-- begin --

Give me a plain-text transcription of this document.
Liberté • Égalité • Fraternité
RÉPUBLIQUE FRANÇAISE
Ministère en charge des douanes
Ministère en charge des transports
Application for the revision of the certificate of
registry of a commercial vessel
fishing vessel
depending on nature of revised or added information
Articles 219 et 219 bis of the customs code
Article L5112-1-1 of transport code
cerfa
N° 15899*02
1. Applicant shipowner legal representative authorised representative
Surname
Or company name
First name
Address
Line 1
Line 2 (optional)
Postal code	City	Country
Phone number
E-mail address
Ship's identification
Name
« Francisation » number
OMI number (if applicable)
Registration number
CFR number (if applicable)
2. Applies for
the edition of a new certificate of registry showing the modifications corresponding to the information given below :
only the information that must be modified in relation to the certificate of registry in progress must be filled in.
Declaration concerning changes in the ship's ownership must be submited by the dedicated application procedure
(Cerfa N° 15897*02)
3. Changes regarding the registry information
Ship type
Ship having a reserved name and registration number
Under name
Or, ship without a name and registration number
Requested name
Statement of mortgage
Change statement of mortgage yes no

-- end --

AIM OF THE TASK
Set down all of the records shown above once more, exactly.

FULL OUTPUT
Give me a plain-text transcription of this document.
Liberté • Égalité • Fraternité
RÉPUBLIQUE FRANÇAISE
Ministère en charge des douanes
Ministère en charge des transports
Application for the revision of the certificate of
registry of a commercial vessel
fishing vessel
depending on nature of revised or added information
Articles 219 et 219 bis of the customs code
Article L5112-1-1 of transport code
cerfa
N° 15899*02
1. Applicant shipowner legal representative authorised representative
Surname
Or company name
First name
Address
Line 1
Line 2 (optional)
Postal code	City	Country
Phone number
E-mail address
Ship's identification
Name
« Francisation » number
OMI number (if applicable)
Registration number
CFR number (if applicable)
2. Applies for
the edition of a new certificate of registry showing the modifications corresponding to the information given below :
only the information that must be modified in relation to the certificate of registry in progress must be filled in.
Declaration concerning changes in the ship's ownership must be submited by the dedicated application procedure
(Cerfa N° 15897*02)
3. Changes regarding the registry information
Ship type
Ship having a reserved name and registration number
Under name
Or, ship without a name and registration number
Requested name
Statement of mortgage
Change statement of mortgage yes no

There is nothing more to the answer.